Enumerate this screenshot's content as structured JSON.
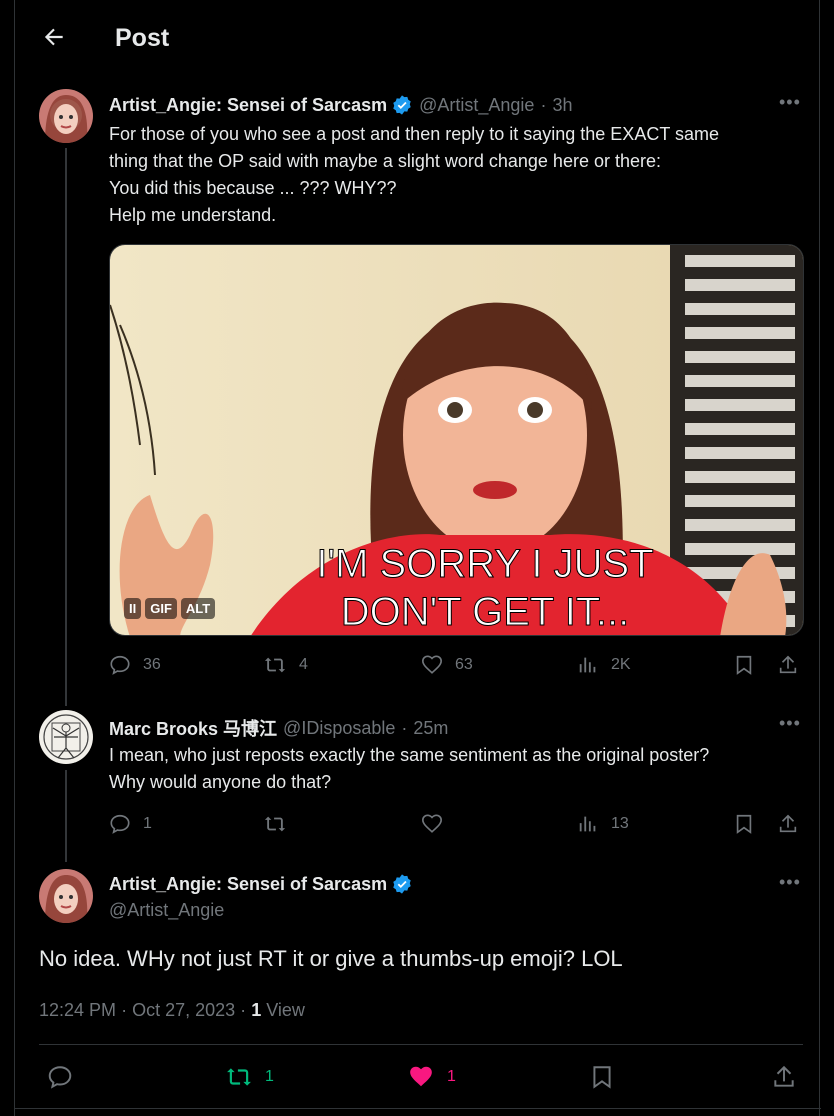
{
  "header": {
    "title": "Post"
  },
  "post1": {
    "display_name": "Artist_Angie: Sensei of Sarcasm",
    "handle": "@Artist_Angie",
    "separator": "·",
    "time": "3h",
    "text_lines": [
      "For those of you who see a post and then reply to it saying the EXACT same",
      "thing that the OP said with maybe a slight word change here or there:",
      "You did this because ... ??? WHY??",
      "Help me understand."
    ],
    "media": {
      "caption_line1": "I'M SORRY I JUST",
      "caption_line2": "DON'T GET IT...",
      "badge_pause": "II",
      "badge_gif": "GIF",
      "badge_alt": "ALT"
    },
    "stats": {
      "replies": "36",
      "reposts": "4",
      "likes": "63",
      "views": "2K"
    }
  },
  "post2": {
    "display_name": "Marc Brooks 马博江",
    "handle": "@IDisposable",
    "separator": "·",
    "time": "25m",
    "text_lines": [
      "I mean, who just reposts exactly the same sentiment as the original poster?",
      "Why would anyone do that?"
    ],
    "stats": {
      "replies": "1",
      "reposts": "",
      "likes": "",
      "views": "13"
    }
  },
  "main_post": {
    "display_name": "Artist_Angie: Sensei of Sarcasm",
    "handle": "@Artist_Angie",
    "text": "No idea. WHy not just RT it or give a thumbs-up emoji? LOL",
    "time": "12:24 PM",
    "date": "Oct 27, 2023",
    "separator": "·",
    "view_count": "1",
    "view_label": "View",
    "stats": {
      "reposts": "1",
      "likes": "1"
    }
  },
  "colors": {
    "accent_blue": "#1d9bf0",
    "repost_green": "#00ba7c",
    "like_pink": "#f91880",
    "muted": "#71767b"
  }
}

•••

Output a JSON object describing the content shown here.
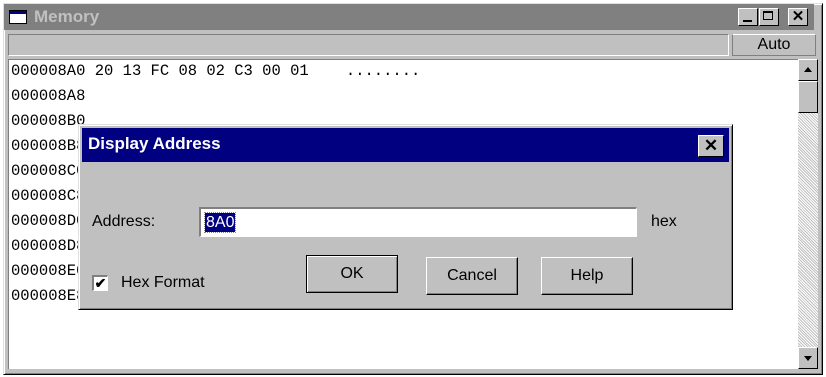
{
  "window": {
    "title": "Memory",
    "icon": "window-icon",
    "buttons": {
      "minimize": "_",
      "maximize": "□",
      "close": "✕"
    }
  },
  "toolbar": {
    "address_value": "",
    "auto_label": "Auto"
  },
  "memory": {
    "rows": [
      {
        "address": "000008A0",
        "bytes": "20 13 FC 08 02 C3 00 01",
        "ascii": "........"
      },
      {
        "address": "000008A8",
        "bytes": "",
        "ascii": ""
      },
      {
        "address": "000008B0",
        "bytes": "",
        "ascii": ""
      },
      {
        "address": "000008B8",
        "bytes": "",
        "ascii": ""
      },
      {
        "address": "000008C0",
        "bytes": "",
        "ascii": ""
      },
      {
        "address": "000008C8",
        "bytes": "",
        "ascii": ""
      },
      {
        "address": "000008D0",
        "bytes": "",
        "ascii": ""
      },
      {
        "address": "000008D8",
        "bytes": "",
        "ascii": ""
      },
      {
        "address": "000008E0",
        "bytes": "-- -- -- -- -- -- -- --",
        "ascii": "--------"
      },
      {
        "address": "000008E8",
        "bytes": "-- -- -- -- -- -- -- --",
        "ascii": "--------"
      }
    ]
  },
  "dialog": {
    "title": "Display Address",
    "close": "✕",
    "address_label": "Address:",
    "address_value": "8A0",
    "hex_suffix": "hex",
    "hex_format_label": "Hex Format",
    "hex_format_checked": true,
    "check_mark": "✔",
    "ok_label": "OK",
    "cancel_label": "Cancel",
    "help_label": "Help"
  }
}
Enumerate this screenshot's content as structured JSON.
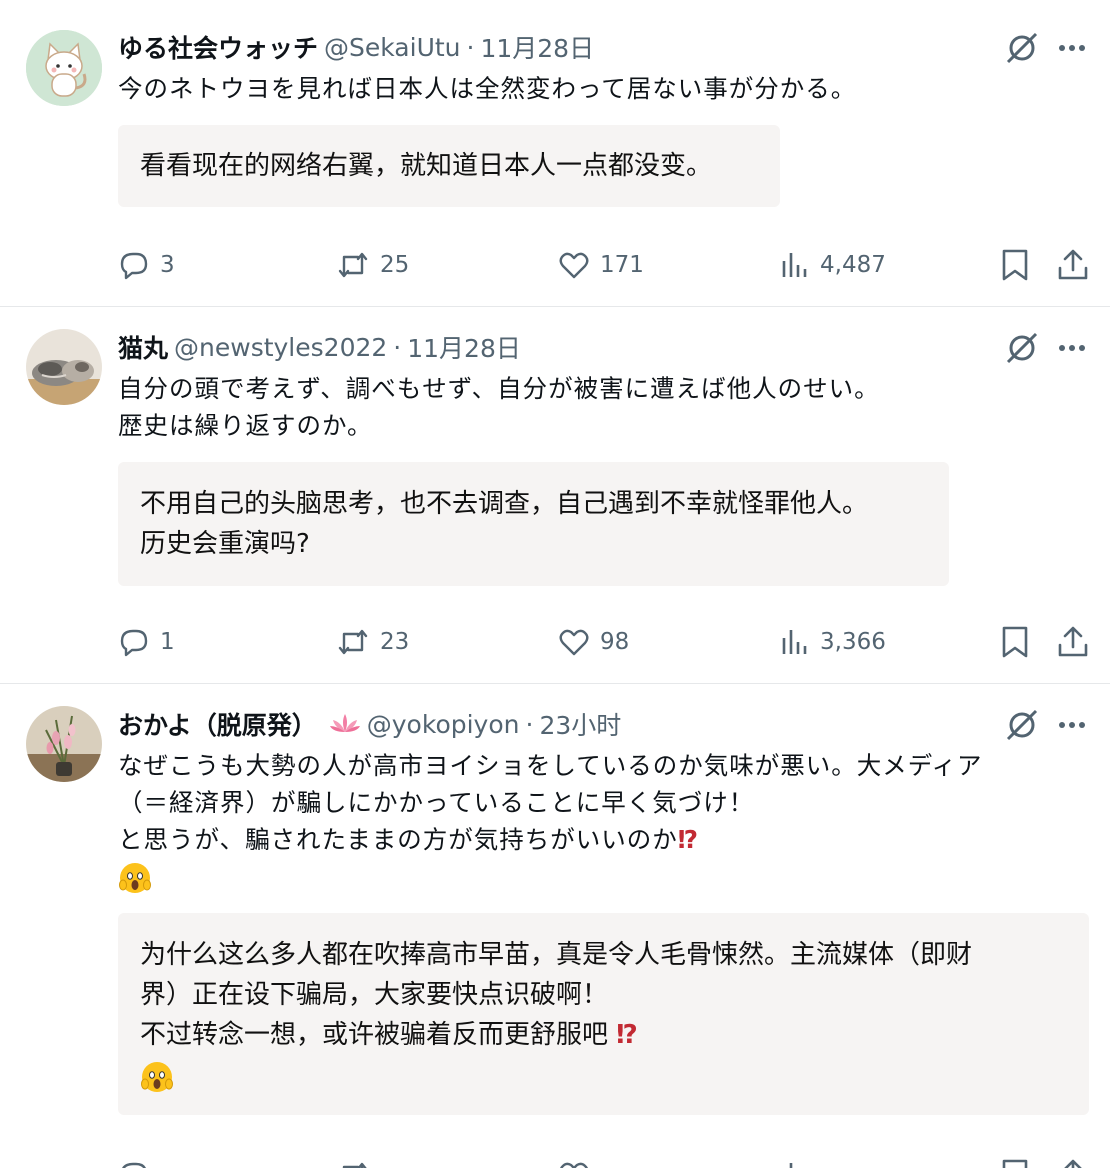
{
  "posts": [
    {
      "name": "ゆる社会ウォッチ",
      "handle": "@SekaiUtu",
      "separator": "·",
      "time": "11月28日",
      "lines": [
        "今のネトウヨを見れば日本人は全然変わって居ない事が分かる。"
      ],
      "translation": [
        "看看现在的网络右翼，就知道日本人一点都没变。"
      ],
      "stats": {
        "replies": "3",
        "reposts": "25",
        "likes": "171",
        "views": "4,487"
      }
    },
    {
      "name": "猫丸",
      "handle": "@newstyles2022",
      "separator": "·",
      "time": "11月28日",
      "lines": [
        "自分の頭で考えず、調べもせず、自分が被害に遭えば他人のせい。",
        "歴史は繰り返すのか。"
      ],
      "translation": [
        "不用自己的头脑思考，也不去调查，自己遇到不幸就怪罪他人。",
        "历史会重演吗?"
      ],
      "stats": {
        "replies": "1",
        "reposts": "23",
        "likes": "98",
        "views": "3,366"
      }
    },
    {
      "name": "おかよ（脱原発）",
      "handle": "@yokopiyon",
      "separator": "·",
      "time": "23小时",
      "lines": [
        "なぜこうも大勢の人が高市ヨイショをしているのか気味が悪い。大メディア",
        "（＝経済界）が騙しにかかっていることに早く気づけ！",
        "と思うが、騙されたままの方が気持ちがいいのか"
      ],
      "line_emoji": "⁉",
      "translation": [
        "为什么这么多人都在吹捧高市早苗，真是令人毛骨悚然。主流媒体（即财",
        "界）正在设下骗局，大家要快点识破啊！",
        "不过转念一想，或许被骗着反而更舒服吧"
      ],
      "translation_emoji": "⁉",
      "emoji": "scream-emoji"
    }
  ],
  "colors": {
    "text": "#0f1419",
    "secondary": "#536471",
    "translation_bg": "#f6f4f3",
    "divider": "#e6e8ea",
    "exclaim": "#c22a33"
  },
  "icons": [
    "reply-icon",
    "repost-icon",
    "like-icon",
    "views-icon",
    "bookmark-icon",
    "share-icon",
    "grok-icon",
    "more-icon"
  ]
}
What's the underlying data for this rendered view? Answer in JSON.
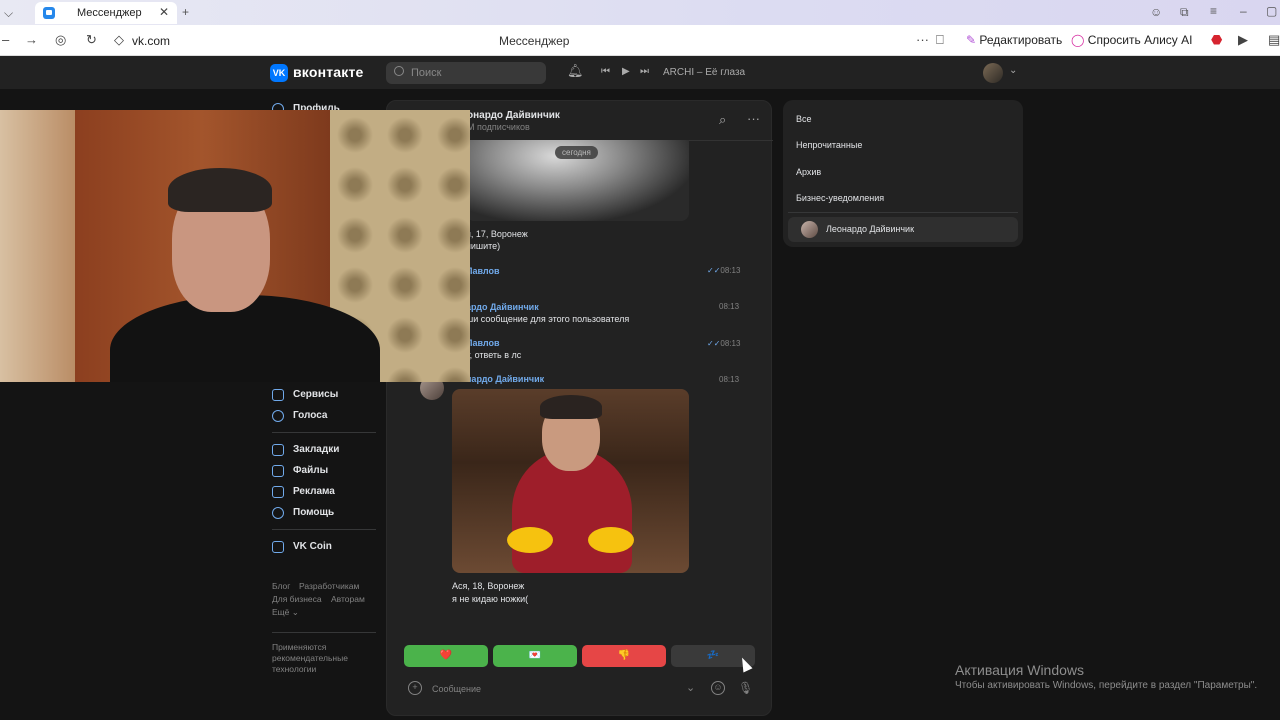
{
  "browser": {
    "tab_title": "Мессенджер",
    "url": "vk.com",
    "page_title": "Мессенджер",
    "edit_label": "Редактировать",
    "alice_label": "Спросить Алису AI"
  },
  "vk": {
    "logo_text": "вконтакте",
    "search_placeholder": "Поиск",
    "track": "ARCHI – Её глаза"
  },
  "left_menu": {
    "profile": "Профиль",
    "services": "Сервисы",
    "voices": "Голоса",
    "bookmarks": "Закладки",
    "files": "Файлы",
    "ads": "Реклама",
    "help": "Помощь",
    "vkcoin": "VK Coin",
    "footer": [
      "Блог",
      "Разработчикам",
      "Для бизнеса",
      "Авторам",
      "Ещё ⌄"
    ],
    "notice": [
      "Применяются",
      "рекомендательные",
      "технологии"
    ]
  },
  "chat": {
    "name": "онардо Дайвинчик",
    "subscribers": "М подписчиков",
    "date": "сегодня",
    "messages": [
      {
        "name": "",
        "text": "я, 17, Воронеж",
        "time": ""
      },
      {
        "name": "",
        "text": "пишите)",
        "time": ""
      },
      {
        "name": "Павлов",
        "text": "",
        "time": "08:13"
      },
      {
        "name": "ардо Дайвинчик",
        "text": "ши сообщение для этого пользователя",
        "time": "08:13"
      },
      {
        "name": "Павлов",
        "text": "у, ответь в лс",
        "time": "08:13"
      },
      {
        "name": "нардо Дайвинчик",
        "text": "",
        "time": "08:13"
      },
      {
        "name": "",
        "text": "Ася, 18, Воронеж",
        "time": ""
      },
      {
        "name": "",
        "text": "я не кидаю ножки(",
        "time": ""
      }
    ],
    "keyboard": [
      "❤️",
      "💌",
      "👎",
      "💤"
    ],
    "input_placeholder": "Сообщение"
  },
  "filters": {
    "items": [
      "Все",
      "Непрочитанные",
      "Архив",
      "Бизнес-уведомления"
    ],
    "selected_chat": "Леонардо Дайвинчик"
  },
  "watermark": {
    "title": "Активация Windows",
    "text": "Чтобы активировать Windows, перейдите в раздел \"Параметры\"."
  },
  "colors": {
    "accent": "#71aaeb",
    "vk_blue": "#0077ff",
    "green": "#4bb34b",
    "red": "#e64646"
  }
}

•••

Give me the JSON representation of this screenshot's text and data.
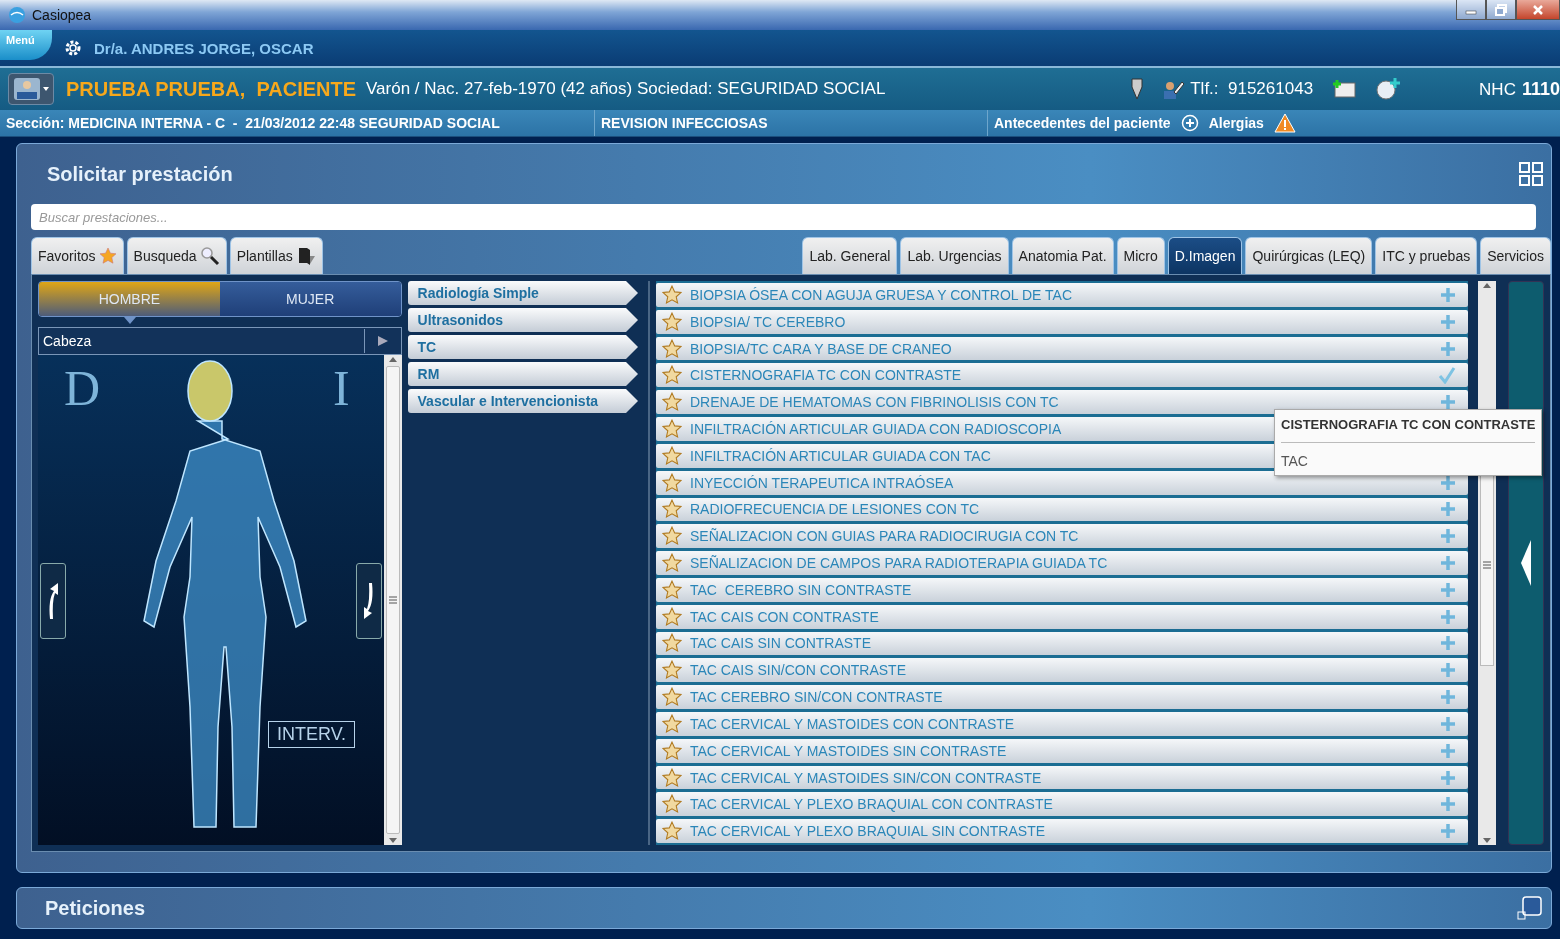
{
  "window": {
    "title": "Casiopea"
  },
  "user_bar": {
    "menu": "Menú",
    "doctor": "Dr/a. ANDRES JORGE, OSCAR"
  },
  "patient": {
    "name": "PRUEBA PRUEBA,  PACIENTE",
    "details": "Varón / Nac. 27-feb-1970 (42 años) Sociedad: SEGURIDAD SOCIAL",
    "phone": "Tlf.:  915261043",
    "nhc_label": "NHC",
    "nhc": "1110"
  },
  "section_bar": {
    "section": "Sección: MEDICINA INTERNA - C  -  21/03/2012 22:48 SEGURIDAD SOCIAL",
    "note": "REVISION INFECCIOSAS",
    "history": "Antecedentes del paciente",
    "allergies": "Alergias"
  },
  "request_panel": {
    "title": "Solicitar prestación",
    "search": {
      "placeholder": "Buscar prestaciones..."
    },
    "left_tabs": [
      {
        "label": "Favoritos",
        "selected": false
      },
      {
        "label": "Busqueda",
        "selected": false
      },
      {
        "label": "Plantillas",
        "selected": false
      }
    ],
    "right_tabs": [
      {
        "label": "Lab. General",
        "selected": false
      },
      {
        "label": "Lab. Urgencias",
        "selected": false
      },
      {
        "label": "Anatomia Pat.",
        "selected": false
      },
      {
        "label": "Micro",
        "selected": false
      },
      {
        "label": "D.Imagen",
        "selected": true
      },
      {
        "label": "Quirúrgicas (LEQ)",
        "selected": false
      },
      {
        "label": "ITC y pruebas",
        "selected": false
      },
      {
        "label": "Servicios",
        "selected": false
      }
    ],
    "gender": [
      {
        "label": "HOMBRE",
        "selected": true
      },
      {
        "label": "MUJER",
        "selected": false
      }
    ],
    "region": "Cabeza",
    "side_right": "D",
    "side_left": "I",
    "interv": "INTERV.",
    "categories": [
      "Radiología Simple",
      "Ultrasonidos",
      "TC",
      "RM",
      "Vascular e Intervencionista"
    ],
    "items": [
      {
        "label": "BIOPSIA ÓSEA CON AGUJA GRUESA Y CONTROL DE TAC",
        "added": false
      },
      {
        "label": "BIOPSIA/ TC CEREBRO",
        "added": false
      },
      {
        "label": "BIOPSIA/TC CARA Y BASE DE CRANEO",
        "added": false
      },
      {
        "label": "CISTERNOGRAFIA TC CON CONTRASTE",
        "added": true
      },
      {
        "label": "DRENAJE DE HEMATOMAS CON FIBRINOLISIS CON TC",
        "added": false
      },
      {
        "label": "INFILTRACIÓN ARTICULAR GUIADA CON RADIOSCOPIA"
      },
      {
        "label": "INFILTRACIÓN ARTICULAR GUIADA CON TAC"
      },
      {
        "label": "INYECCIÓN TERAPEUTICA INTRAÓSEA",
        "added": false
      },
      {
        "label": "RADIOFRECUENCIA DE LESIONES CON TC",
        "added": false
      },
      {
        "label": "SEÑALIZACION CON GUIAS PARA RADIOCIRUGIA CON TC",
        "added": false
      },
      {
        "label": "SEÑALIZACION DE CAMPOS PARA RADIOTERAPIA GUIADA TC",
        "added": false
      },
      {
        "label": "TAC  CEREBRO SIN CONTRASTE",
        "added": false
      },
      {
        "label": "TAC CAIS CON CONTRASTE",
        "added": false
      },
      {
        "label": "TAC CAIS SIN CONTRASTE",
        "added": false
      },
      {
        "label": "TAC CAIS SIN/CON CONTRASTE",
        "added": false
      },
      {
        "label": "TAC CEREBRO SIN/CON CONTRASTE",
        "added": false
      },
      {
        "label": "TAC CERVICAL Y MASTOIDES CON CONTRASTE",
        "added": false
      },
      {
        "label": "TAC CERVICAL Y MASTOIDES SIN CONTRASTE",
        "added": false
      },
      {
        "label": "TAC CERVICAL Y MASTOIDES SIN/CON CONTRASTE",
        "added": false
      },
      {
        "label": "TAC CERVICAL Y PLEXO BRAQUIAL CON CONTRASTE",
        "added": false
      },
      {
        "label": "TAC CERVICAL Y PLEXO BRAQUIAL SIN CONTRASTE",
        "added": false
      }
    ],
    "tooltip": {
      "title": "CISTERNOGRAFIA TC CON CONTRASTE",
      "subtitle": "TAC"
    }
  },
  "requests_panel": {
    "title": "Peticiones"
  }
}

•••

Report the count of lines in the entries that contain the string "SEGURIDAD", and nothing besides it.

2